**Data:**
-.-.-
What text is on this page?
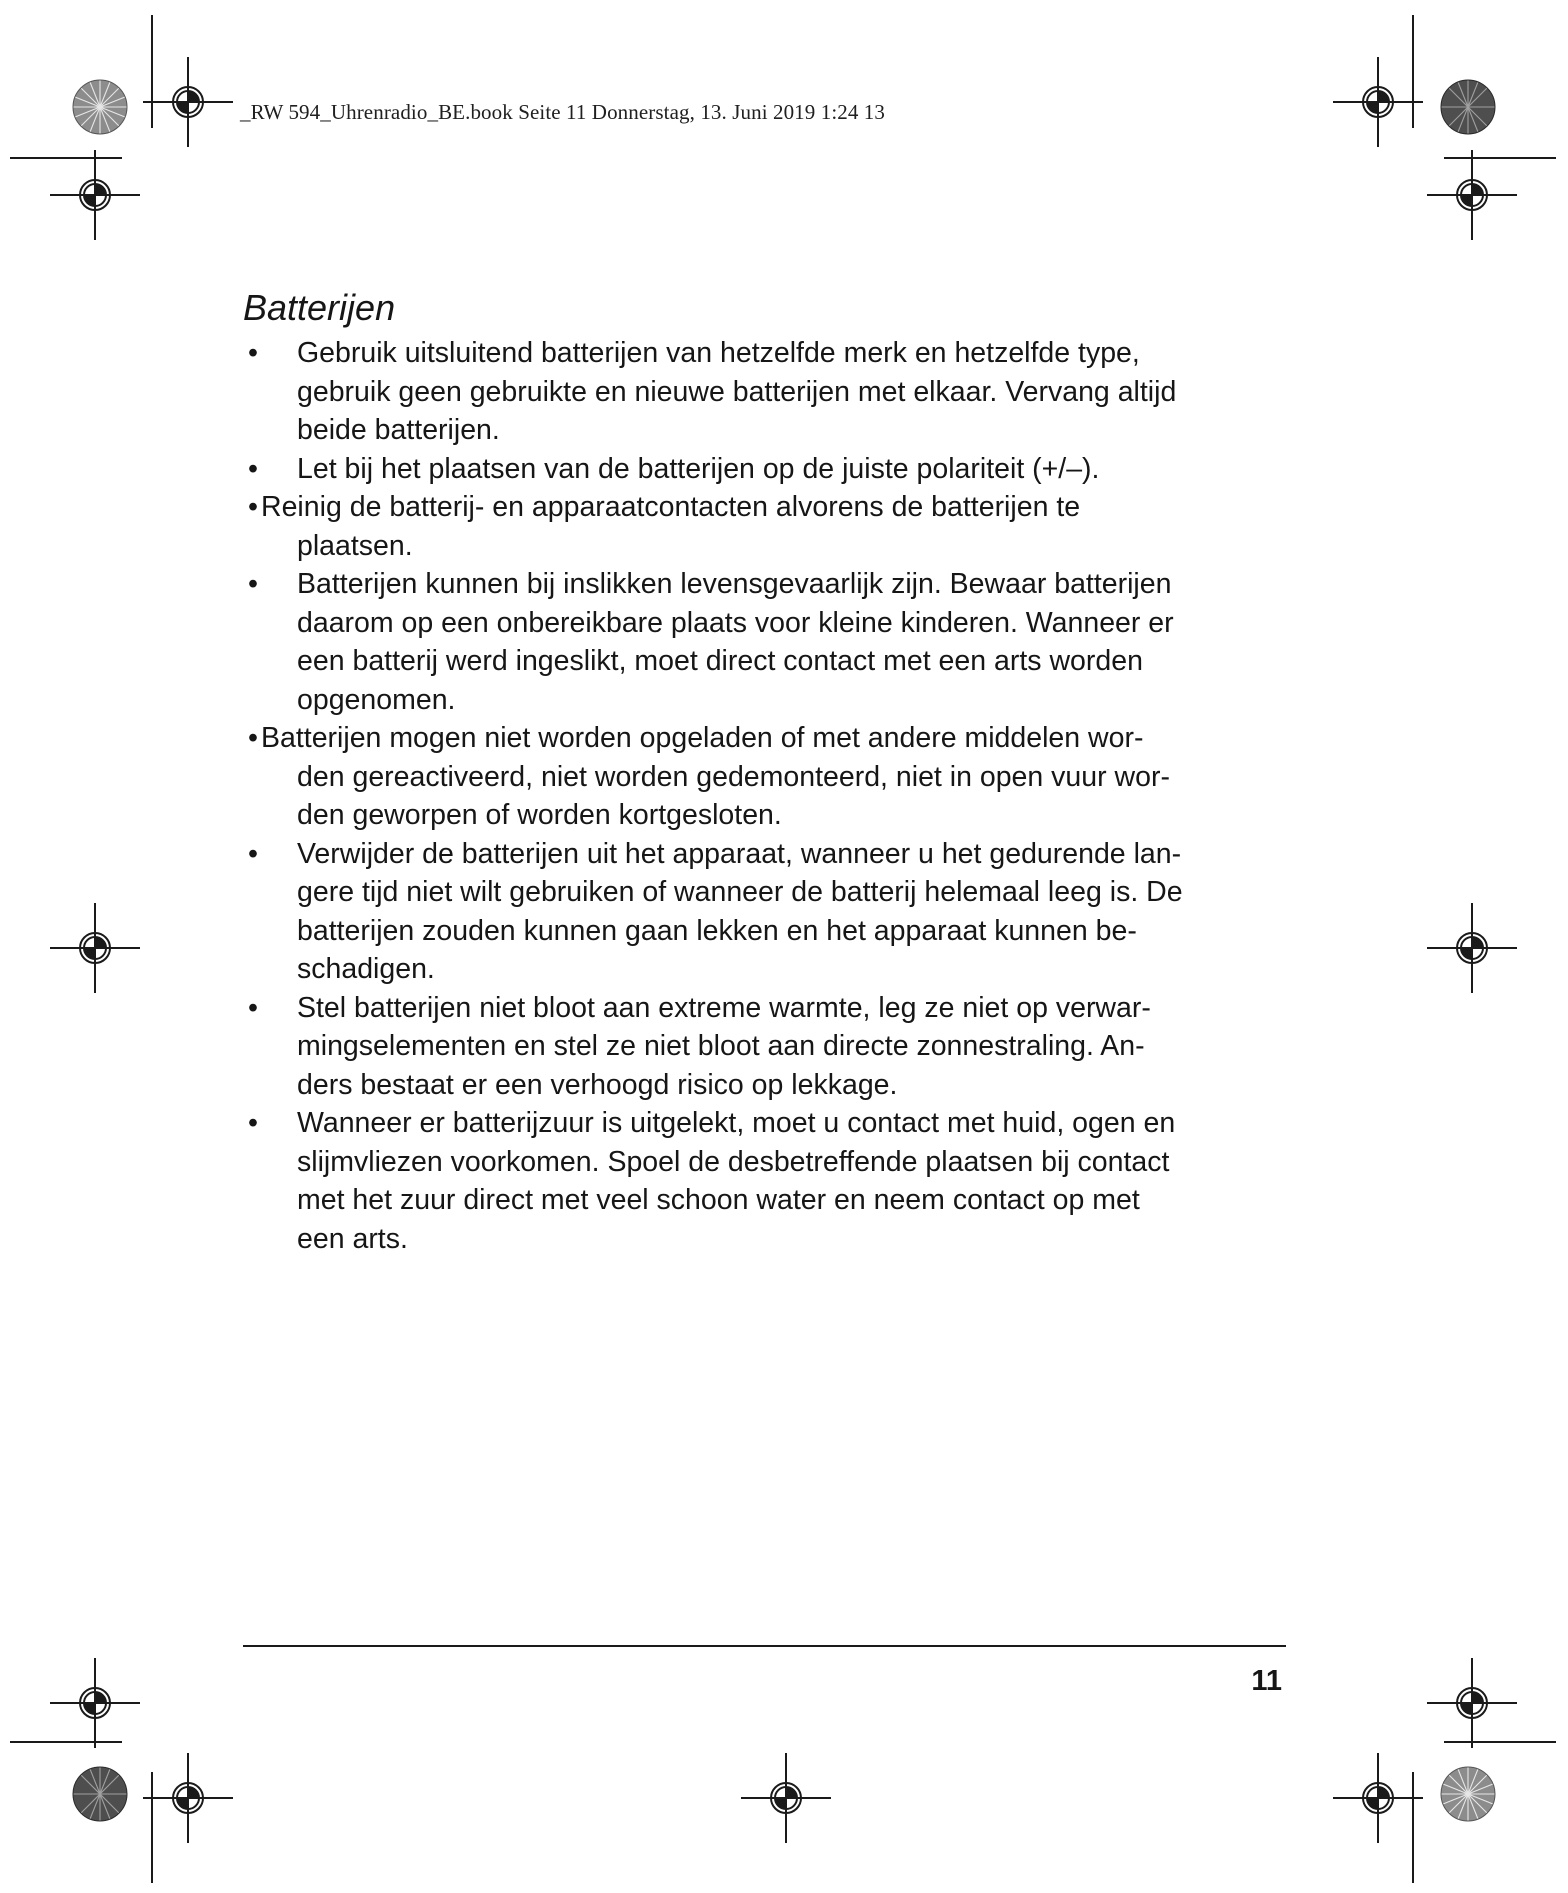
_RW 594_Uhrenradio_BE.book Seite 11 Donnerstag, 13. Juni 2019 1:24 13
Batterijen
• Gebruik uitsluitend batterijen van hetzelfde merk en hetzelfde type,
gebruik geen gebruikte en nieuwe batterijen met elkaar. Vervang altijd
beide batterijen.
• Let bij het plaatsen van de batterijen op de juiste polariteit (+/–).
• Reinig de batterij- en apparaatcontacten alvorens de batterijen te
plaatsen.
• Batterijen kunnen bij inslikken levensgevaarlijk zijn. Bewaar batterijen
daarom op een onbereikbare plaats voor kleine kinderen. Wanneer er
een batterij werd ingeslikt, moet direct contact met een arts worden
opgenomen.
• Batterijen mogen niet worden opgeladen of met andere middelen wor-
den gereactiveerd, niet worden gedemonteerd, niet in open vuur wor-
den geworpen of worden kortgesloten.
• Verwijder de batterijen uit het apparaat, wanneer u het gedurende lan-
gere tijd niet wilt gebruiken of wanneer de batterij helemaal leeg is. De
batterijen zouden kunnen gaan lekken en het apparaat kunnen be-
schadigen.
• Stel batterijen niet bloot aan extreme warmte, leg ze niet op verwar-
mingselementen en stel ze niet bloot aan directe zonnestraling. An-
ders bestaat er een verhoogd risico op lekkage.
• Wanneer er batterijzuur is uitgelekt, moet u contact met huid, ogen en
slijmvliezen voorkomen. Spoel de desbetreffende plaatsen bij contact
met het zuur direct met veel schoon water en neem contact op met
een arts.
11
-.-.-
**Task statement:** Output every entry verbatim but skip the pictures.

**Answer for the task:**
What text is on this page?
_RW 594_Uhrenradio_BE.book Seite 11 Donnerstag, 13. Juni 2019 1:24 13
Batterijen
• Gebruik uitsluitend batterijen van hetzelfde merk en hetzelfde type,
gebruik geen gebruikte en nieuwe batterijen met elkaar. Vervang altijd
beide batterijen.
• Let bij het plaatsen van de batterijen op de juiste polariteit (+/–).
• Reinig de batterij- en apparaatcontacten alvorens de batterijen te
plaatsen.
• Batterijen kunnen bij inslikken levensgevaarlijk zijn. Bewaar batterijen
daarom op een onbereikbare plaats voor kleine kinderen. Wanneer er
een batterij werd ingeslikt, moet direct contact met een arts worden
opgenomen.
• Batterijen mogen niet worden opgeladen of met andere middelen wor-
den gereactiveerd, niet worden gedemonteerd, niet in open vuur wor-
den geworpen of worden kortgesloten.
• Verwijder de batterijen uit het apparaat, wanneer u het gedurende lan-
gere tijd niet wilt gebruiken of wanneer de batterij helemaal leeg is. De
batterijen zouden kunnen gaan lekken en het apparaat kunnen be-
schadigen.
• Stel batterijen niet bloot aan extreme warmte, leg ze niet op verwar-
mingselementen en stel ze niet bloot aan directe zonnestraling. An-
ders bestaat er een verhoogd risico op lekkage.
• Wanneer er batterijzuur is uitgelekt, moet u contact met huid, ogen en
slijmvliezen voorkomen. Spoel de desbetreffende plaatsen bij contact
met het zuur direct met veel schoon water en neem contact op met
een arts.
11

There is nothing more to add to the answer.